De plus, certaines mesures statutaires adoptées
apparaissent contradictoires entre elles. Ainsi,
en matière d’avancement, le classement de
certaines circonscriptions en zone « secteurs
et unités d’encadrement prioritaire » (SUEP)
accélère l’avancement des personnels agents
de police judiciaire (APJ) qui y sont affectés mais
contrecarre l’effet des mesures favorisant un
avancement accéléré pour ceux qui ont la qualité
d’officier de police judiciaire (OPJ). À chaque fois
qu’une mesure spécifique à une filière est prise
(par exemple, pour revaloriser l’investigation),
le protocole suivant conduit souvent à élargir
la mesure à d’autres catégories de personnel,
neutralisant dès lors les objectifs recherchés
initialement.
2 - Des primes qui ne résolvent pas
les difficultés de recrutement
et de fidélisation au sein des forces
de sécurité intérieure
Depuis la crise sanitaire, les forces de sécurité
intérieure rencontrent des difficultés croissantes
à recruter et fidéliser leurs effectifs. Les départs
au sein de la police et de la gendarmerie
nationales sont en nette augmentation : les
départs de policiers actifs (hors policiers adjoints
et départs à la retraite) sont passés de 2 358 en
2019 à 3 823 en 2022. Les démissions en école
ont également tendance à croître, au sein de
la police nationale comme de la gendarmerie
nationale. Pour cette dernière, elles sont passés
de 1 822 démissions en 2019 à 2 283 en 2022.
Bien que modérés au regard du volume total des
personnels – près de 250 000 – ces départs sont
une tendance durable mettant en lumière une
difficulté croissante à fidéliser les personnels.

## [DONNÉES PRÉSENTÉES]
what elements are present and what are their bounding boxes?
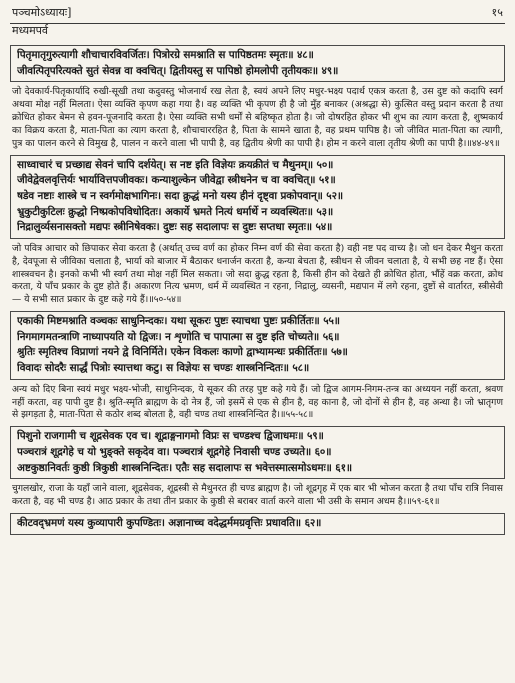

## [CONSIGNES]
• a. Recopiez le passage de l'extrait sur les forces de sécurité intérieure qui va de « accélère l’avancement des » à « initialement. ».
• b. Prolongez l'extrait sur les forces de sécurité intérieure à partir de sa dernière phrase.

## [RÉPONSES ATTENDUES]
• a.
accélère l’avancement des personnels agents
de police judiciaire (APJ) qui y sont affectés mais
contrecarre l’effet des mesures favorisant un
avancement accéléré pour ceux qui ont la qualité
d’officier de police judiciaire (OPJ). À chaque fois
qu’une mesure spécifique à une filière est prise
(par exemple, pour revaloriser l’investigation),
le protocole suivant conduit souvent à élargir
la mesure à d’autres catégories de personnel,
neutralisant dès lors les objectifs recherchés
initialement.

• b.
De 2017 à 2022, les mesures catégorielles
en faveur des policiers et des gendarmes ont
représenté près de 589 M€ hors pensions, en
hausse de 6 % sur la période. L’augmentation
des rémunérations semble ainsi n’avoir qu’un
impact limité sur l’attractivité et la fidélisation
des personnels. D’ailleurs, des sondages réalisés
auprès des personnels quittant l’institution
tendent à démontrer que les principaux facteurs
de départ, hors retraite, sont la conjoncture
économique favorable, l’usure professionnelle
et les fortes contraintes du métier plutôt qu’un
niveau insuffisant de rémunération.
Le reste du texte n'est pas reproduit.